## RECORD SET

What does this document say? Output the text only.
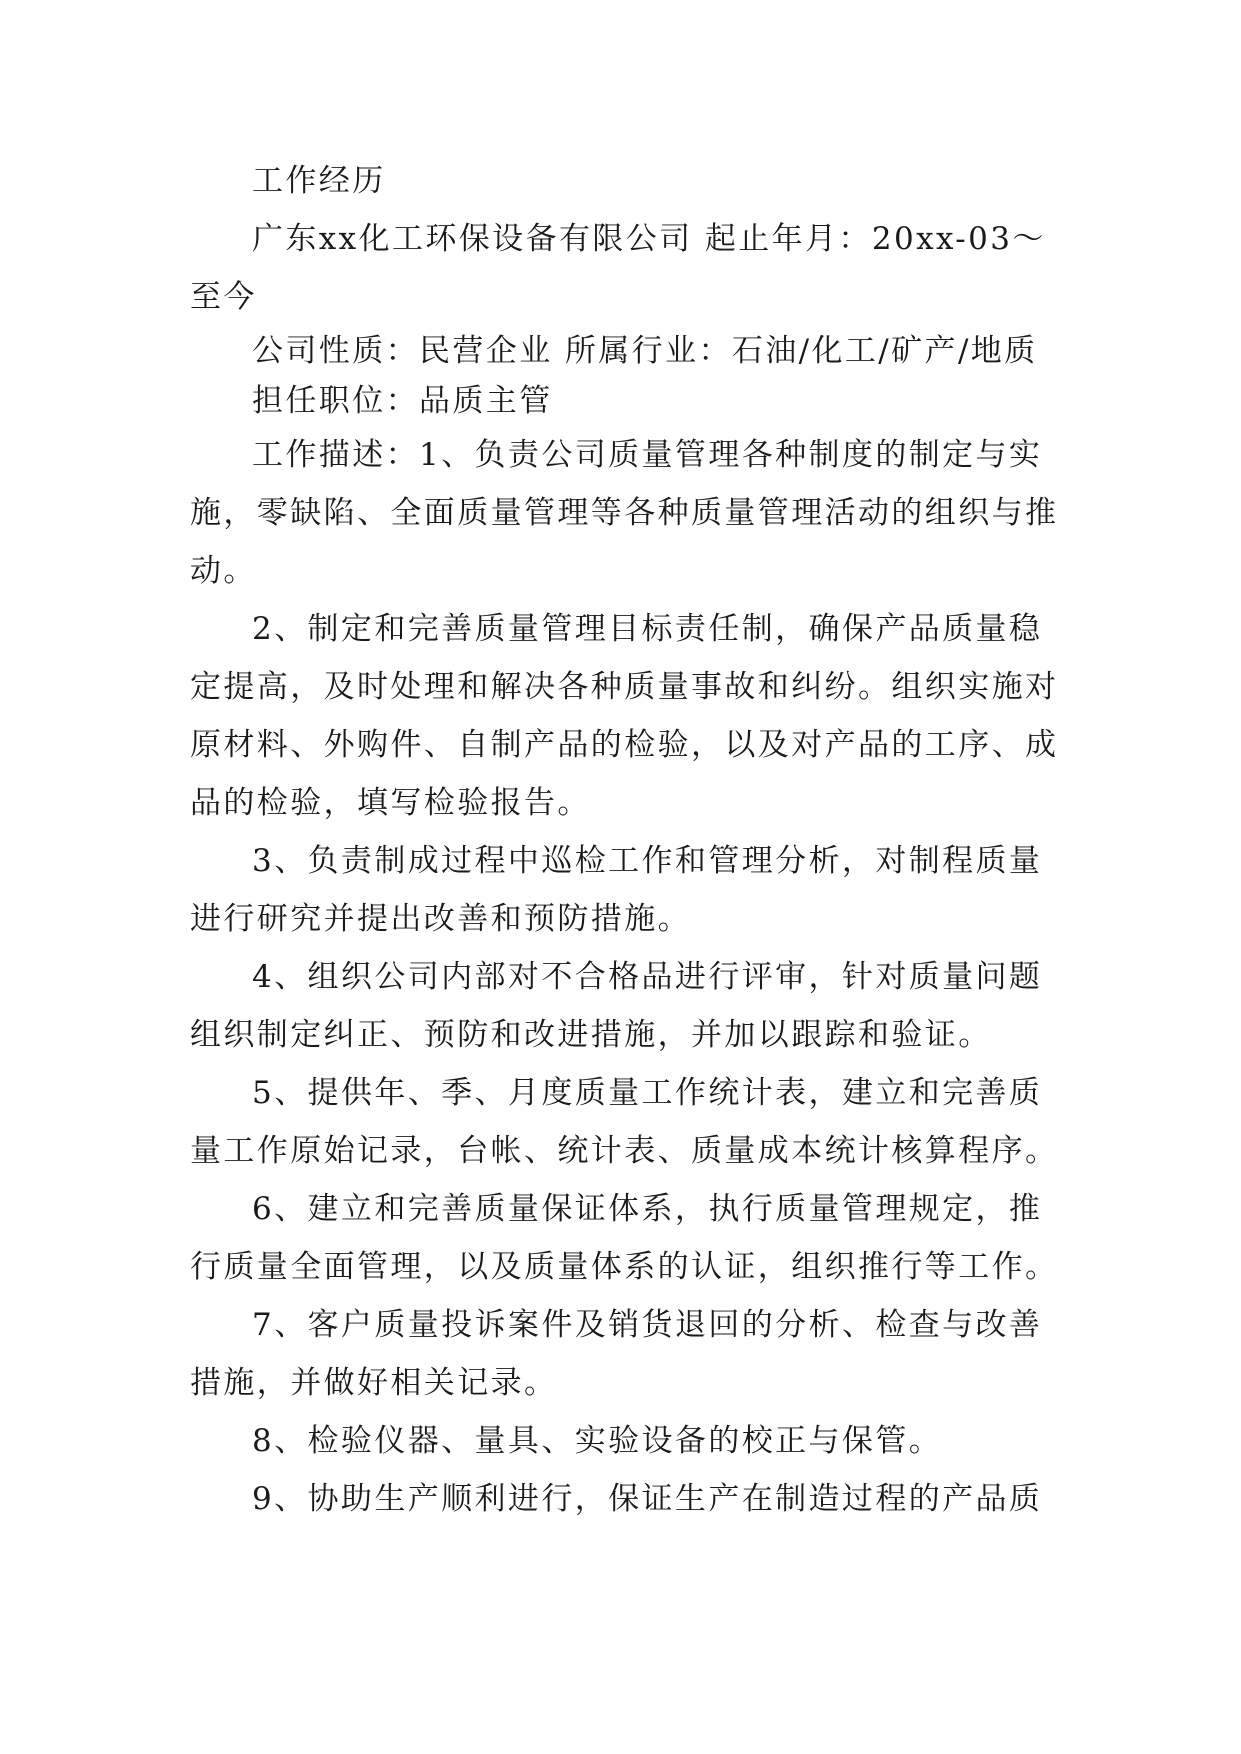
工作经历

广东xx化工环保设备有限公司 起止年月：20xx-03～至今

公司性质：民营企业 所属行业：石油/化工/矿产/地质

担任职位：品质主管

工作描述：1、负责公司质量管理各种制度的制定与实施，零缺陷、全面质量管理等各种质量管理活动的组织与推动。

2、制定和完善质量管理目标责任制，确保产品质量稳定提高，及时处理和解决各种质量事故和纠纷。组织实施对原材料、外购件、自制产品的检验，以及对产品的工序、成品的检验，填写检验报告。

3、负责制成过程中巡检工作和管理分析，对制程质量进行研究并提出改善和预防措施。

4、组织公司内部对不合格品进行评审，针对质量问题组织制定纠正、预防和改进措施，并加以跟踪和验证。

5、提供年、季、月度质量工作统计表，建立和完善质量工作原始记录，台帐、统计表、质量成本统计核算程序。

6、建立和完善质量保证体系，执行质量管理规定，推行质量全面管理，以及质量体系的认证，组织推行等工作。

7、客户质量投诉案件及销货退回的分析、检查与改善措施，并做好相关记录。

8、检验仪器、量具、实验设备的校正与保管。

9、协助生产顺利进行，保证生产在制造过程的产品质
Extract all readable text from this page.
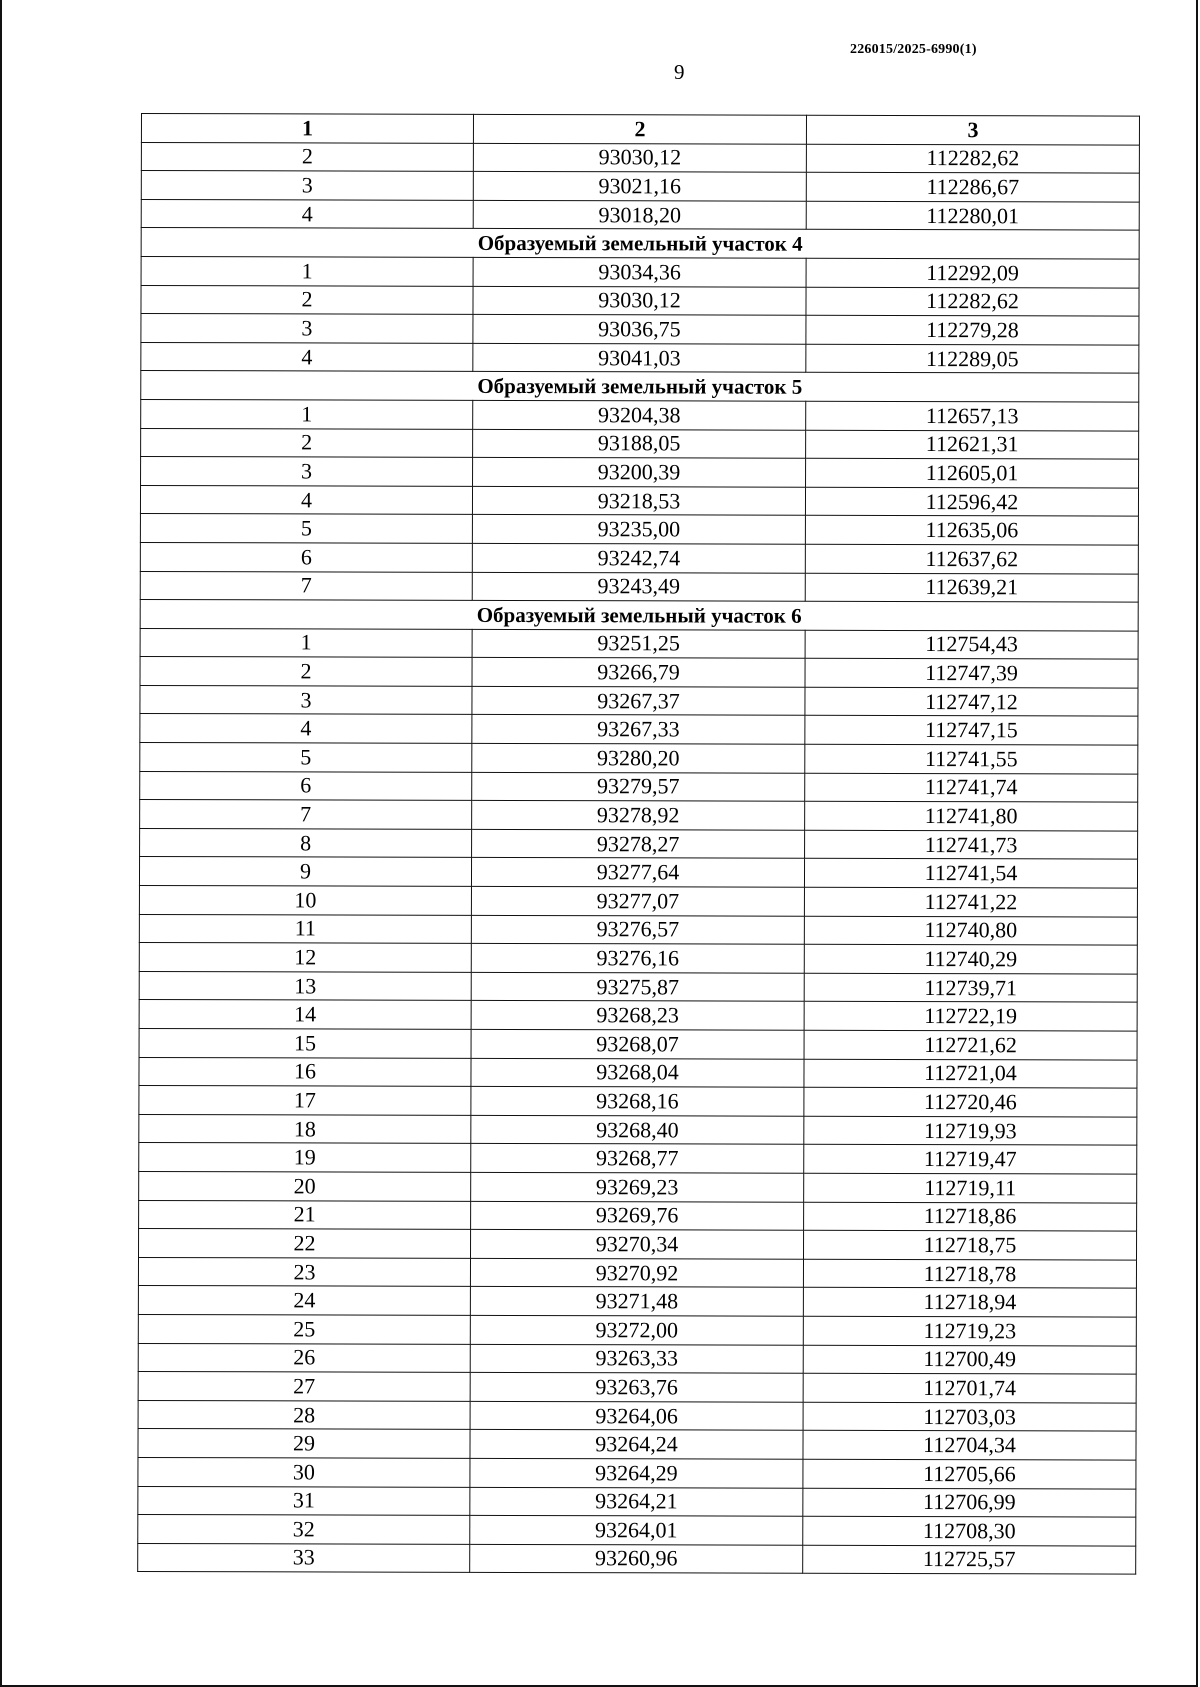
226015/2025-6990(1)
9
1	2	3
2	93030,12	112282,62
3	93021,16	112286,67
4	93018,20	112280,01
Образуемый земельный участок 4		
1	93034,36	112292,09
2	93030,12	112282,62
3	93036,75	112279,28
4	93041,03	112289,05
Образуемый земельный участок 5		
1	93204,38	112657,13
2	93188,05	112621,31
3	93200,39	112605,01
4	93218,53	112596,42
5	93235,00	112635,06
6	93242,74	112637,62
7	93243,49	112639,21
Образуемый земельный участок 6		
1	93251,25	112754,43
2	93266,79	112747,39
3	93267,37	112747,12
4	93267,33	112747,15
5	93280,20	112741,55
6	93279,57	112741,74
7	93278,92	112741,80
8	93278,27	112741,73
9	93277,64	112741,54
10	93277,07	112741,22
11	93276,57	112740,80
12	93276,16	112740,29
13	93275,87	112739,71
14	93268,23	112722,19
15	93268,07	112721,62
16	93268,04	112721,04
17	93268,16	112720,46
18	93268,40	112719,93
19	93268,77	112719,47
20	93269,23	112719,11
21	93269,76	112718,86
22	93270,34	112718,75
23	93270,92	112718,78
24	93271,48	112718,94
25	93272,00	112719,23
26	93263,33	112700,49
27	93263,76	112701,74
28	93264,06	112703,03
29	93264,24	112704,34
30	93264,29	112705,66
31	93264,21	112706,99
32	93264,01	112708,30
33	93260,96	112725,57
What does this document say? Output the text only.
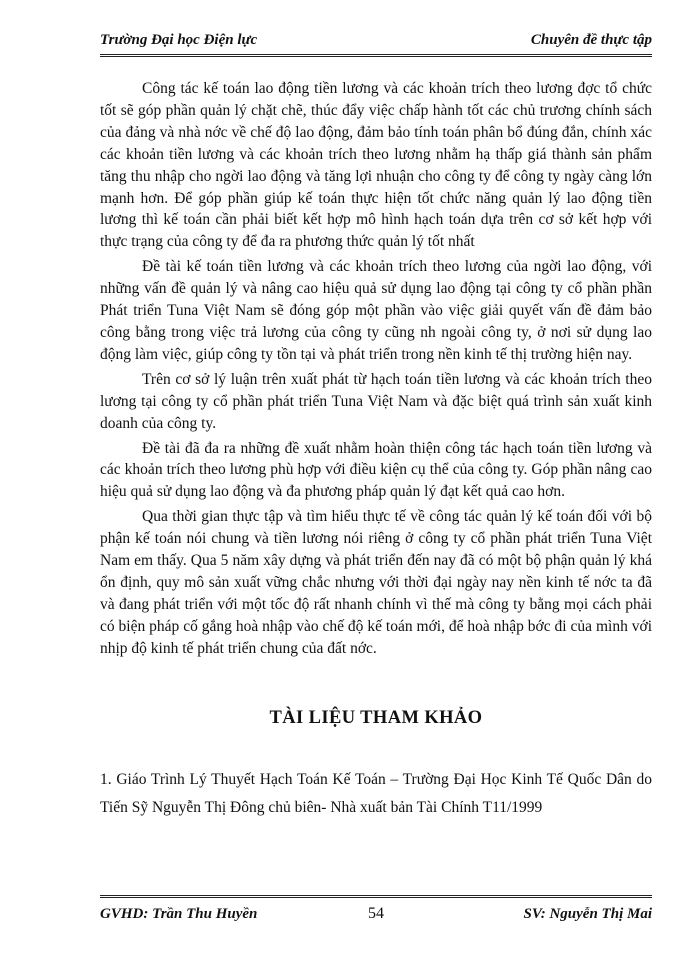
Trường Đại học Điện lực	Chuyên đề thực tập

Công tác kế toán lao động tiền lương và các khoản trích theo lương đợc tổ chức tốt sẽ góp phần quản lý chặt chẽ, thúc đẩy việc chấp hành tốt các chủ trương chính sách của đảng và nhà nớc về chế độ lao động, đảm bảo tính toán phân bổ đúng đắn, chính xác các khoản tiền lương và các khoản trích theo lương nhằm hạ thấp giá thành sản phẩm tăng thu nhập cho ngời lao động và tăng lợi nhuận cho công ty để công ty ngày càng lớn mạnh hơn. Để góp phần giúp kế toán thực hiện tốt chức năng quản lý lao động tiền lương thì kế toán cần phải biết kết hợp mô hình hạch toán dựa trên cơ sở kết hợp với thực trạng của công ty để đa ra phương thức quản lý tốt nhất

Đề tài kế toán tiền lương và các khoản trích theo lương của ngời lao động, với những vấn đề quản lý và nâng cao hiệu quả sử dụng lao động tại công ty cổ phần phần Phát triển Tuna Việt Nam sẽ đóng góp một phần vào việc giải quyết vấn đề đảm bảo công bằng trong việc trả lương của công ty cũng nh ngoài công ty, ở nơi sử dụng lao động làm việc, giúp công ty tồn tại và phát triển trong nền kinh tế thị trường hiện nay.

Trên cơ sở lý luận trên xuất phát từ hạch toán tiền lương và các khoản trích theo lương tại công ty cổ phần phát triển Tuna Việt Nam và đặc biệt quá trình sản xuất kinh doanh của công ty.

Đề tài đã đa ra những đề xuất nhằm hoàn thiện công tác hạch toán tiền lương và các khoản trích theo lương phù hợp với điều kiện cụ thể của công ty. Góp phần nâng cao hiệu quả sử dụng lao động và đa phương pháp quản lý đạt kết quả cao hơn.

Qua thời gian thực tập và tìm hiểu thực tế về công tác quản lý kế toán đối với bộ phận kế toán nói chung và tiền lương nói riêng ở công ty cổ phần phát triển Tuna Việt Nam em thấy. Qua 5 năm xây dựng và phát triển đến nay đã có một bộ phận quản lý khá ổn định, quy mô sản xuất vững chắc nhưng với thời đại ngày nay nền kinh tế nớc ta đã và đang phát triển với một tốc độ rất nhanh chính vì thế mà công ty bằng mọi cách phải có biện pháp cố gắng hoà nhập vào chế độ kế toán mới, để hoà nhập bớc đi của mình với nhịp độ kinh tế phát triển chung của đất nớc.

TÀI LIỆU THAM KHẢO

1. Giáo Trình Lý Thuyết Hạch Toán Kế Toán – Trường Đại Học Kinh Tế Quốc Dân do Tiến Sỹ Nguyễn Thị Đông chủ biên- Nhà xuất bản Tài Chính T11/1999

GVHD: Trần Thu Huyền	54	SV: Nguyễn Thị Mai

## STATED GOAL
Reproduce all of the material exactly, apart from the pictures.

## WRITTEN REPLY
What does this document say? Output the text only.
工作经历

广东xx化工环保设备有限公司 起止年月：20xx-03～至今

公司性质：民营企业 所属行业：石油/化工/矿产/地质

担任职位：品质主管

工作描述：1、负责公司质量管理各种制度的制定与实施，零缺陷、全面质量管理等各种质量管理活动的组织与推动。

2、制定和完善质量管理目标责任制，确保产品质量稳定提高，及时处理和解决各种质量事故和纠纷。组织实施对原材料、外购件、自制产品的检验，以及对产品的工序、成品的检验，填写检验报告。

3、负责制成过程中巡检工作和管理分析，对制程质量进行研究并提出改善和预防措施。

4、组织公司内部对不合格品进行评审，针对质量问题组织制定纠正、预防和改进措施，并加以跟踪和验证。

5、提供年、季、月度质量工作统计表，建立和完善质量工作原始记录，台帐、统计表、质量成本统计核算程序。

6、建立和完善质量保证体系，执行质量管理规定，推行质量全面管理，以及质量体系的认证，组织推行等工作。

7、客户质量投诉案件及销货退回的分析、检查与改善措施，并做好相关记录。

8、检验仪器、量具、实验设备的校正与保管。

9、协助生产顺利进行，保证生产在制造过程的产品质
Extract all readable text from this page.
226015/2025-6990(1)
9
1	2	3
2	93030,12	112282,62
3	93021,16	112286,67
4	93018,20	112280,01
Образуемый земельный участок 4		
1	93034,36	112292,09
2	93030,12	112282,62
3	93036,75	112279,28
4	93041,03	112289,05
Образуемый земельный участок 5		
1	93204,38	112657,13
2	93188,05	112621,31
3	93200,39	112605,01
4	93218,53	112596,42
5	93235,00	112635,06
6	93242,74	112637,62
7	93243,49	112639,21
Образуемый земельный участок 6		
1	93251,25	112754,43
2	93266,79	112747,39
3	93267,37	112747,12
4	93267,33	112747,15
5	93280,20	112741,55
6	93279,57	112741,74
7	93278,92	112741,80
8	93278,27	112741,73
9	93277,64	112741,54
10	93277,07	112741,22
11	93276,57	112740,80
12	93276,16	112740,29
13	93275,87	112739,71
14	93268,23	112722,19
15	93268,07	112721,62
16	93268,04	112721,04
17	93268,16	112720,46
18	93268,40	112719,93
19	93268,77	112719,47
20	93269,23	112719,11
21	93269,76	112718,86
22	93270,34	112718,75
23	93270,92	112718,78
24	93271,48	112718,94
25	93272,00	112719,23
26	93263,33	112700,49
27	93263,76	112701,74
28	93264,06	112703,03
29	93264,24	112704,34
30	93264,29	112705,66
31	93264,21	112706,99
32	93264,01	112708,30
33	93260,96	112725,57
What does this document say? Output the text only.
Trường Đại học Điện lực	Chuyên đề thực tập

Công tác kế toán lao động tiền lương và các khoản trích theo lương đợc tổ chức tốt sẽ góp phần quản lý chặt chẽ, thúc đẩy việc chấp hành tốt các chủ trương chính sách của đảng và nhà nớc về chế độ lao động, đảm bảo tính toán phân bổ đúng đắn, chính xác các khoản tiền lương và các khoản trích theo lương nhằm hạ thấp giá thành sản phẩm tăng thu nhập cho ngời lao động và tăng lợi nhuận cho công ty để công ty ngày càng lớn mạnh hơn. Để góp phần giúp kế toán thực hiện tốt chức năng quản lý lao động tiền lương thì kế toán cần phải biết kết hợp mô hình hạch toán dựa trên cơ sở kết hợp với thực trạng của công ty để đa ra phương thức quản lý tốt nhất

Đề tài kế toán tiền lương và các khoản trích theo lương của ngời lao động, với những vấn đề quản lý và nâng cao hiệu quả sử dụng lao động tại công ty cổ phần phần Phát triển Tuna Việt Nam sẽ đóng góp một phần vào việc giải quyết vấn đề đảm bảo công bằng trong việc trả lương của công ty cũng nh ngoài công ty, ở nơi sử dụng lao động làm việc, giúp công ty tồn tại và phát triển trong nền kinh tế thị trường hiện nay.

Trên cơ sở lý luận trên xuất phát từ hạch toán tiền lương và các khoản trích theo lương tại công ty cổ phần phát triển Tuna Việt Nam và đặc biệt quá trình sản xuất kinh doanh của công ty.

Đề tài đã đa ra những đề xuất nhằm hoàn thiện công tác hạch toán tiền lương và các khoản trích theo lương phù hợp với điều kiện cụ thể của công ty. Góp phần nâng cao hiệu quả sử dụng lao động và đa phương pháp quản lý đạt kết quả cao hơn.

Qua thời gian thực tập và tìm hiểu thực tế về công tác quản lý kế toán đối với bộ phận kế toán nói chung và tiền lương nói riêng ở công ty cổ phần phát triển Tuna Việt Nam em thấy. Qua 5 năm xây dựng và phát triển đến nay đã có một bộ phận quản lý khá ổn định, quy mô sản xuất vững chắc nhưng với thời đại ngày nay nền kinh tế nớc ta đã và đang phát triển với một tốc độ rất nhanh chính vì thế mà công ty bằng mọi cách phải có biện pháp cố gắng hoà nhập vào chế độ kế toán mới, để hoà nhập bớc đi của mình với nhịp độ kinh tế phát triển chung của đất nớc.

TÀI LIỆU THAM KHẢO

1. Giáo Trình Lý Thuyết Hạch Toán Kế Toán – Trường Đại Học Kinh Tế Quốc Dân do Tiến Sỹ Nguyễn Thị Đông chủ biên- Nhà xuất bản Tài Chính T11/1999

GVHD: Trần Thu Huyền	54	SV: Nguyễn Thị Mai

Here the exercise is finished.